WHAT IS BEING ASKED: Your task is to copy each line that has the word "sonra".

Stored records
_ _ _ _

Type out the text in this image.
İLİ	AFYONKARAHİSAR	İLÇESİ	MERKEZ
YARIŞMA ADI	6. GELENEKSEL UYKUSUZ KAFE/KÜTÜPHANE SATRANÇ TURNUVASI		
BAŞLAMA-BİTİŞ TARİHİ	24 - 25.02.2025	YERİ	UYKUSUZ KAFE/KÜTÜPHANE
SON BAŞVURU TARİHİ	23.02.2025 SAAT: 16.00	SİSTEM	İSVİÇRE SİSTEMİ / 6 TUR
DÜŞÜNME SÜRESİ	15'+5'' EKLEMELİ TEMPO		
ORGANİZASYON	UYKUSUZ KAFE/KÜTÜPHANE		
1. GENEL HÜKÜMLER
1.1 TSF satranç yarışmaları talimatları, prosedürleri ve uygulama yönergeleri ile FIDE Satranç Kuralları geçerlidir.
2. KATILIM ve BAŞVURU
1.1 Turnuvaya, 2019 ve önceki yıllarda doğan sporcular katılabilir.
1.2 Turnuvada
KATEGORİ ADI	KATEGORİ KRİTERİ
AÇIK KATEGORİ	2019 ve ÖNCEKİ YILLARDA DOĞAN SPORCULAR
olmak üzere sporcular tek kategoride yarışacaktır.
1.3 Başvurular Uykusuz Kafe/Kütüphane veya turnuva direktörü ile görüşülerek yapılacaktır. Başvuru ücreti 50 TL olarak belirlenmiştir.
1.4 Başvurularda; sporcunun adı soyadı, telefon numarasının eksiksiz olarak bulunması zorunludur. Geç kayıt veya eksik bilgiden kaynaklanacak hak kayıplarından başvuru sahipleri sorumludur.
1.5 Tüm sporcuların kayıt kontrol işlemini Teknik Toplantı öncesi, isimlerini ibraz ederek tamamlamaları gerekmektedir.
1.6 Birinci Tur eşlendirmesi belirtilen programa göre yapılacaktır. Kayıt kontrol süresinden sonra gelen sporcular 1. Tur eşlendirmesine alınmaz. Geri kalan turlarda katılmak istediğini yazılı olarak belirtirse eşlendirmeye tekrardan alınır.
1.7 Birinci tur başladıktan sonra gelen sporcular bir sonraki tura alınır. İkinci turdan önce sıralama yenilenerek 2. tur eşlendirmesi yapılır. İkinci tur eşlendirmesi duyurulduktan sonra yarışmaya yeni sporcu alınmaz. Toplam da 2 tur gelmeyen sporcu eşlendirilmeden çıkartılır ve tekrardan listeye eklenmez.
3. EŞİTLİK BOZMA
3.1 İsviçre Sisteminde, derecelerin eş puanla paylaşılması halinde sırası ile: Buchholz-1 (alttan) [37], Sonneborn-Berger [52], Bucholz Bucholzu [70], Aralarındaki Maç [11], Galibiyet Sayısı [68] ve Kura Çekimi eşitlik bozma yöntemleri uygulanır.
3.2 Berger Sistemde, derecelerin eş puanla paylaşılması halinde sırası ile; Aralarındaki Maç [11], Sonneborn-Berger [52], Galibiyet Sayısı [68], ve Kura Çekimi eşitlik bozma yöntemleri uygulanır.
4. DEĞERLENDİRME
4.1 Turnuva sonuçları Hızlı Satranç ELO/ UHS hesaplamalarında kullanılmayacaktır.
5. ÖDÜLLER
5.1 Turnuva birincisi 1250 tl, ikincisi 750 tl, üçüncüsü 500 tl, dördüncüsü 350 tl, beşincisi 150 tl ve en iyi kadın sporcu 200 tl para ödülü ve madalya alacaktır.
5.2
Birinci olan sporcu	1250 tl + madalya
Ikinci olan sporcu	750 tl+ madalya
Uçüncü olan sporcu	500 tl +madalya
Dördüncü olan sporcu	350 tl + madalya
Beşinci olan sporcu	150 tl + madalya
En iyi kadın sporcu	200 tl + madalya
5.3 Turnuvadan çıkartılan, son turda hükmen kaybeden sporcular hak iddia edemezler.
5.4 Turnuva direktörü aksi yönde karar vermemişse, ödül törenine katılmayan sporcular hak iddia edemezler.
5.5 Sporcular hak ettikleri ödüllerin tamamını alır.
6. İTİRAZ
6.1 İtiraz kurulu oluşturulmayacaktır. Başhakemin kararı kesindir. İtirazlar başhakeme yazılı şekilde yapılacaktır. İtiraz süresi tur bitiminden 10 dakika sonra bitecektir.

_ _ _ _

IN RESPONSE:
1.6 Birinci Tur eşlendirmesi belirtilen programa göre yapılacaktır. Kayıt kontrol süresinden sonra gelen sporcular 1. Tur eşlendirmesine alınmaz. Geri kalan turlarda katılmak istediğini yazılı olarak belirtirse eşlendirmeye tekrardan alınır.
1.7 Birinci tur başladıktan sonra gelen sporcular bir sonraki tura alınır. İkinci turdan önce sıralama yenilenerek 2. tur eşlendirmesi yapılır. İkinci tur eşlendirmesi duyurulduktan sonra yarışmaya yeni sporcu alınmaz. Toplam da 2 tur gelmeyen sporcu eşlendirilmeden çıkartılır ve tekrardan listeye eklenmez.
6.1 İtiraz kurulu oluşturulmayacaktır. Başhakemin kararı kesindir. İtirazlar başhakeme yazılı şekilde yapılacaktır. İtiraz süresi tur bitiminden 10 dakika sonra bitecektir.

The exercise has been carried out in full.